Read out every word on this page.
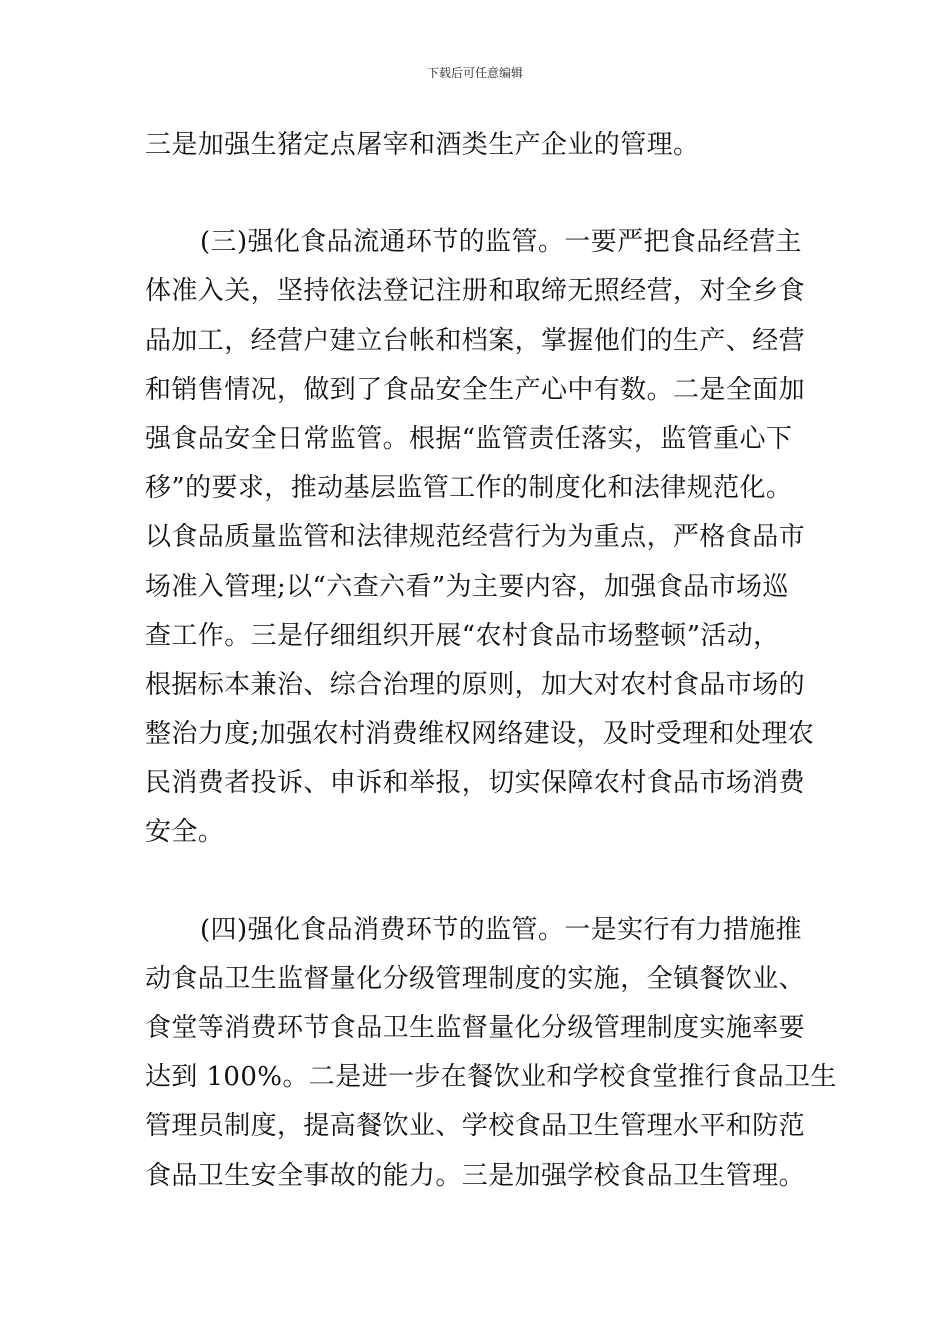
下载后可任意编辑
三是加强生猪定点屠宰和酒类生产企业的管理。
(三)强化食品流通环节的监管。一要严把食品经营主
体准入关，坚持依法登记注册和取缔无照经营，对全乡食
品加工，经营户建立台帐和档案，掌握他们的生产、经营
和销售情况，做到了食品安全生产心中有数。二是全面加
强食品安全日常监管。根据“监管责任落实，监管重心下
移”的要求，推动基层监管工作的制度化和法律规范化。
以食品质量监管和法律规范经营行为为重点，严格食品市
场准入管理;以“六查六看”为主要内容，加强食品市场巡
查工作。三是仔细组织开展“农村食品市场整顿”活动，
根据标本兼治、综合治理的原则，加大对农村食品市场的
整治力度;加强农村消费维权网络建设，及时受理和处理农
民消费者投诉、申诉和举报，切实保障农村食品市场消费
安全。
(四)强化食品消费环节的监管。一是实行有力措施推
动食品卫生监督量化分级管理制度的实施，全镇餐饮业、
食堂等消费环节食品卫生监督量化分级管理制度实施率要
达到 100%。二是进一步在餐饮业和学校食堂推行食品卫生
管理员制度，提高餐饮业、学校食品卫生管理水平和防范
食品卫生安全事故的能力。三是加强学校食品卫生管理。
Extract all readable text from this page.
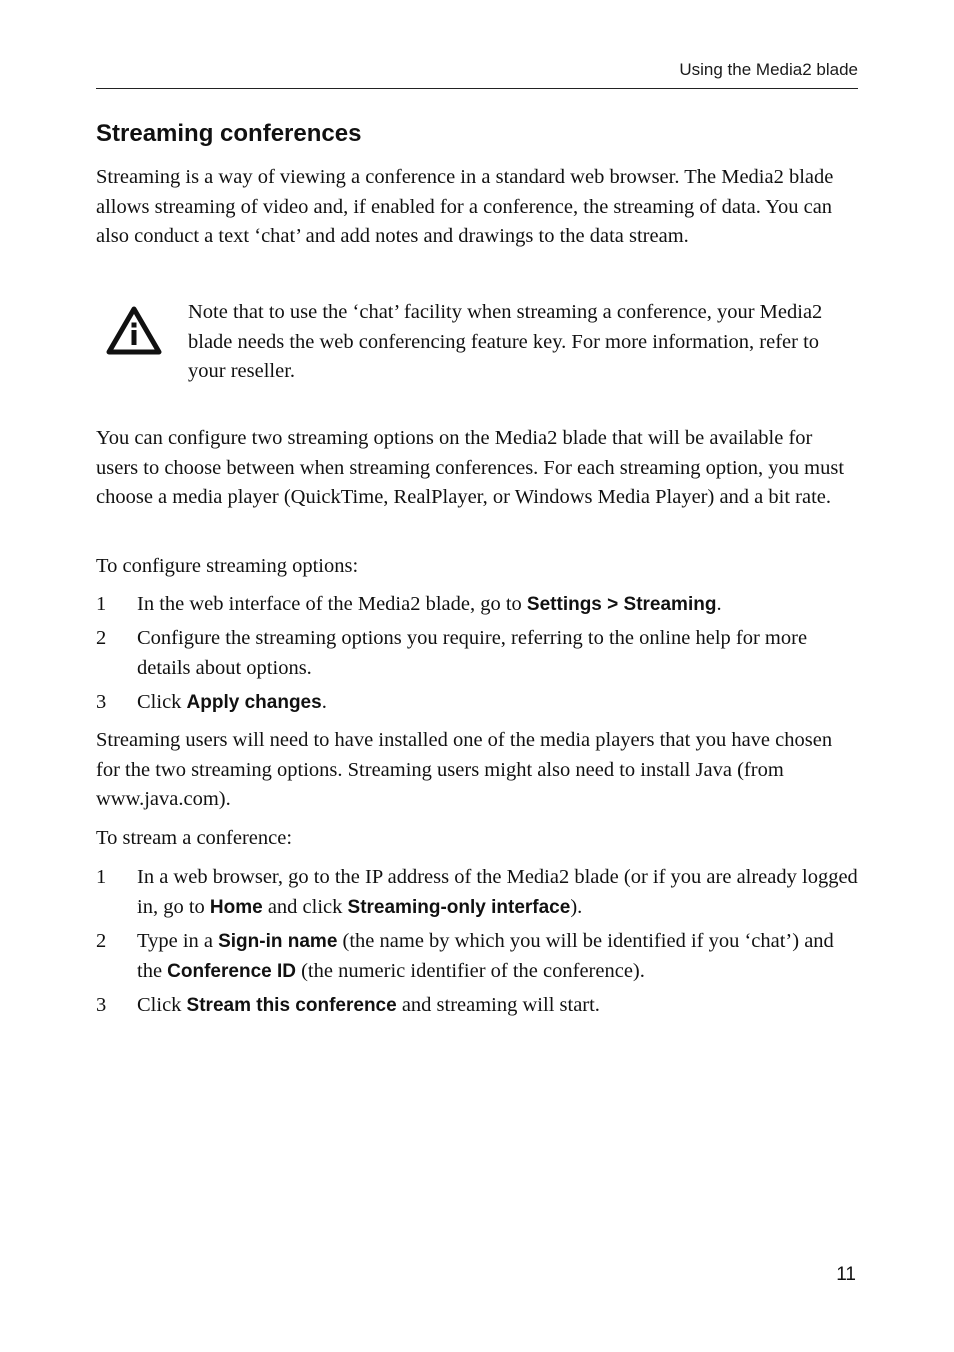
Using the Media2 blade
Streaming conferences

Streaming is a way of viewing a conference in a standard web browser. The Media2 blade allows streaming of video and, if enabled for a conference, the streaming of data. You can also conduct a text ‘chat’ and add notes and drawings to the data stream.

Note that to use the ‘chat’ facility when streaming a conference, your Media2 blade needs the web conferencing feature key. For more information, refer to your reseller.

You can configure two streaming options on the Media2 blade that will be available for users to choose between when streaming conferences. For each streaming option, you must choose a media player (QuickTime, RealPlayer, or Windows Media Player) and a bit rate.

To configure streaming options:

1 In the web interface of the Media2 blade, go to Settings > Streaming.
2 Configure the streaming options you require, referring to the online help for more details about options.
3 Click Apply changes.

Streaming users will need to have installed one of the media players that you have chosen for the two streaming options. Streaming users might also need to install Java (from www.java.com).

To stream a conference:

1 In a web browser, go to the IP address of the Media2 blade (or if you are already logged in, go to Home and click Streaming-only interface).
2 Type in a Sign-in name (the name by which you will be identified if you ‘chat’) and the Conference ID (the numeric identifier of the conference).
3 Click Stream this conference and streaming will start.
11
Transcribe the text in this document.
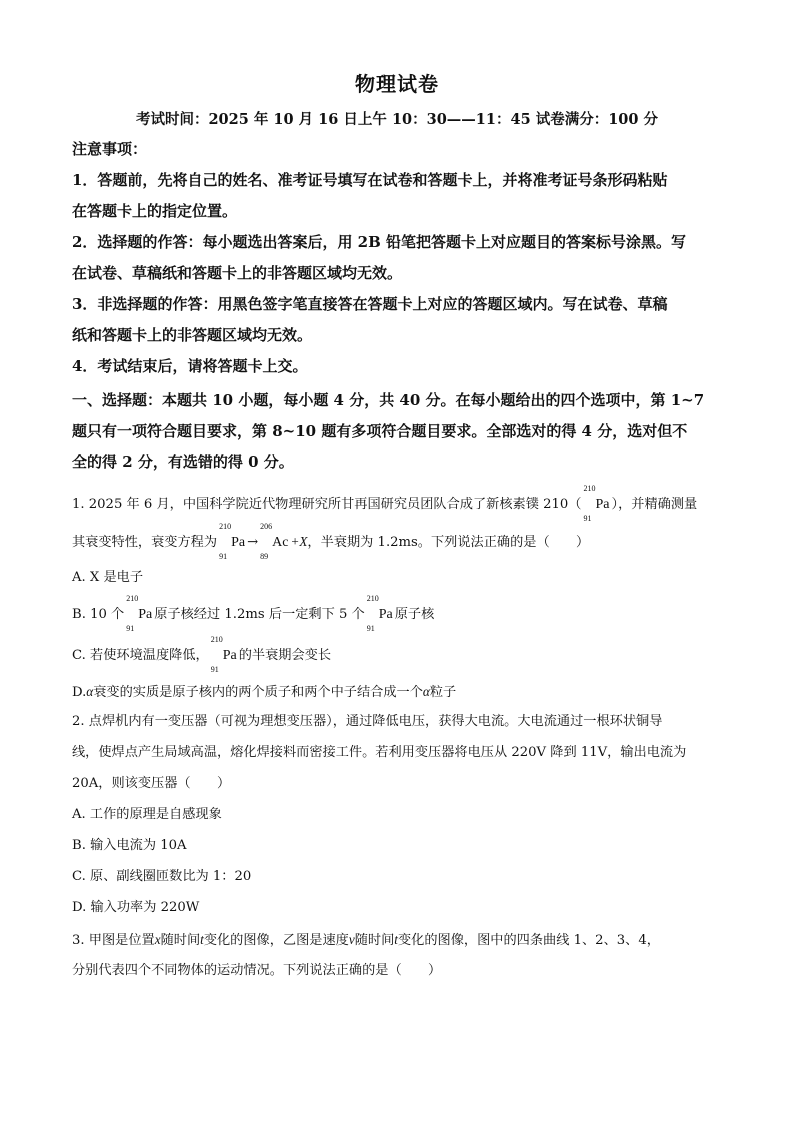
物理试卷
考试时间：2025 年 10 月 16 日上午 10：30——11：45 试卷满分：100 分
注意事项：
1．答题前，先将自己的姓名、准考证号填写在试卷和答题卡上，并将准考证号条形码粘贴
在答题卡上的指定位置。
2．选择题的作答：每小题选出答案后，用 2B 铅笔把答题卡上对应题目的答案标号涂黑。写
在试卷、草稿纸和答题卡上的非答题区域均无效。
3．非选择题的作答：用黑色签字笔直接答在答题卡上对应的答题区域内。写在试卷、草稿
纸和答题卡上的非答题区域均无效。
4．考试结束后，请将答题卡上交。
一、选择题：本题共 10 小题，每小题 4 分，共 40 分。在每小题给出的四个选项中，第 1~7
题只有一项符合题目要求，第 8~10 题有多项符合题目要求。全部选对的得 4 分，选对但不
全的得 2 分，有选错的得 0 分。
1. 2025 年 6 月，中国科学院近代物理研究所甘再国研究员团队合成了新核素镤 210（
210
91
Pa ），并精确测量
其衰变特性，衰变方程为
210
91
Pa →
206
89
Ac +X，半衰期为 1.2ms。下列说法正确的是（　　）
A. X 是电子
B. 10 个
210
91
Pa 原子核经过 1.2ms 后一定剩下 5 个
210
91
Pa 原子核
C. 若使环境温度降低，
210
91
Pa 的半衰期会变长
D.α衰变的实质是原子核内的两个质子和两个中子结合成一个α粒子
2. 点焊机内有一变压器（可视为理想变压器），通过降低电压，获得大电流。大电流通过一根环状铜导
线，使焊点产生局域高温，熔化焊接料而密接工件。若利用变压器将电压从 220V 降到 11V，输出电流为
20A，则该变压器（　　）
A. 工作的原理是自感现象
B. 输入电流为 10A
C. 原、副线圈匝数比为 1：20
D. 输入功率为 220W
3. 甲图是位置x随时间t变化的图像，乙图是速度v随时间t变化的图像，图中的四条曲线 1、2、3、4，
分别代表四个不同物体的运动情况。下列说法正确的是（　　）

****************

-- DIRECTION --
Give back every line exactly as it stands, pictures excluded.

-- SOLUTION TO THIS TASK --
Read out every word on this page.
下载后可任意编辑
三是加强生猪定点屠宰和酒类生产企业的管理。
(三)强化食品流通环节的监管。一要严把食品经营主
体准入关，坚持依法登记注册和取缔无照经营，对全乡食
品加工，经营户建立台帐和档案，掌握他们的生产、经营
和销售情况，做到了食品安全生产心中有数。二是全面加
强食品安全日常监管。根据“监管责任落实，监管重心下
移”的要求，推动基层监管工作的制度化和法律规范化。
以食品质量监管和法律规范经营行为为重点，严格食品市
场准入管理;以“六查六看”为主要内容，加强食品市场巡
查工作。三是仔细组织开展“农村食品市场整顿”活动，
根据标本兼治、综合治理的原则，加大对农村食品市场的
整治力度;加强农村消费维权网络建设，及时受理和处理农
民消费者投诉、申诉和举报，切实保障农村食品市场消费
安全。
(四)强化食品消费环节的监管。一是实行有力措施推
动食品卫生监督量化分级管理制度的实施，全镇餐饮业、
食堂等消费环节食品卫生监督量化分级管理制度实施率要
达到 100%。二是进一步在餐饮业和学校食堂推行食品卫生
管理员制度，提高餐饮业、学校食品卫生管理水平和防范
食品卫生安全事故的能力。三是加强学校食品卫生管理。
Extract all readable text from this page.
Using the Media2 blade
Streaming conferences

Streaming is a way of viewing a conference in a standard web browser. The Media2 blade allows streaming of video and, if enabled for a conference, the streaming of data. You can also conduct a text ‘chat’ and add notes and drawings to the data stream.

Note that to use the ‘chat’ facility when streaming a conference, your Media2 blade needs the web conferencing feature key. For more information, refer to your reseller.

You can configure two streaming options on the Media2 blade that will be available for users to choose between when streaming conferences. For each streaming option, you must choose a media player (QuickTime, RealPlayer, or Windows Media Player) and a bit rate.

To configure streaming options:

1 In the web interface of the Media2 blade, go to Settings > Streaming.
2 Configure the streaming options you require, referring to the online help for more details about options.
3 Click Apply changes.

Streaming users will need to have installed one of the media players that you have chosen for the two streaming options. Streaming users might also need to install Java (from www.java.com).

To stream a conference:

1 In a web browser, go to the IP address of the Media2 blade (or if you are already logged in, go to Home and click Streaming-only interface).
2 Type in a Sign-in name (the name by which you will be identified if you ‘chat’) and the Conference ID (the numeric identifier of the conference).
3 Click Stream this conference and streaming will start.
11
Transcribe the text in this document.
物理试卷
考试时间：2025 年 10 月 16 日上午 10：30——11：45 试卷满分：100 分
注意事项：
1．答题前，先将自己的姓名、准考证号填写在试卷和答题卡上，并将准考证号条形码粘贴
在答题卡上的指定位置。
2．选择题的作答：每小题选出答案后，用 2B 铅笔把答题卡上对应题目的答案标号涂黑。写
在试卷、草稿纸和答题卡上的非答题区域均无效。
3．非选择题的作答：用黑色签字笔直接答在答题卡上对应的答题区域内。写在试卷、草稿
纸和答题卡上的非答题区域均无效。
4．考试结束后，请将答题卡上交。
一、选择题：本题共 10 小题，每小题 4 分，共 40 分。在每小题给出的四个选项中，第 1~7
题只有一项符合题目要求，第 8~10 题有多项符合题目要求。全部选对的得 4 分，选对但不
全的得 2 分，有选错的得 0 分。
1. 2025 年 6 月，中国科学院近代物理研究所甘再国研究员团队合成了新核素镤 210（
210
91
Pa ），并精确测量
其衰变特性，衰变方程为
210
91
Pa →
206
89
Ac +X，半衰期为 1.2ms。下列说法正确的是（　　）
A. X 是电子
B. 10 个
210
91
Pa 原子核经过 1.2ms 后一定剩下 5 个
210
91
Pa 原子核
C. 若使环境温度降低，
210
91
Pa 的半衰期会变长
D.α衰变的实质是原子核内的两个质子和两个中子结合成一个α粒子
2. 点焊机内有一变压器（可视为理想变压器），通过降低电压，获得大电流。大电流通过一根环状铜导
线，使焊点产生局域高温，熔化焊接料而密接工件。若利用变压器将电压从 220V 降到 11V，输出电流为
20A，则该变压器（　　）
A. 工作的原理是自感现象
B. 输入电流为 10A
C. 原、副线圈匝数比为 1：20
D. 输入功率为 220W
3. 甲图是位置x随时间t变化的图像，乙图是速度v随时间t变化的图像，图中的四条曲线 1、2、3、4，
分别代表四个不同物体的运动情况。下列说法正确的是（　　）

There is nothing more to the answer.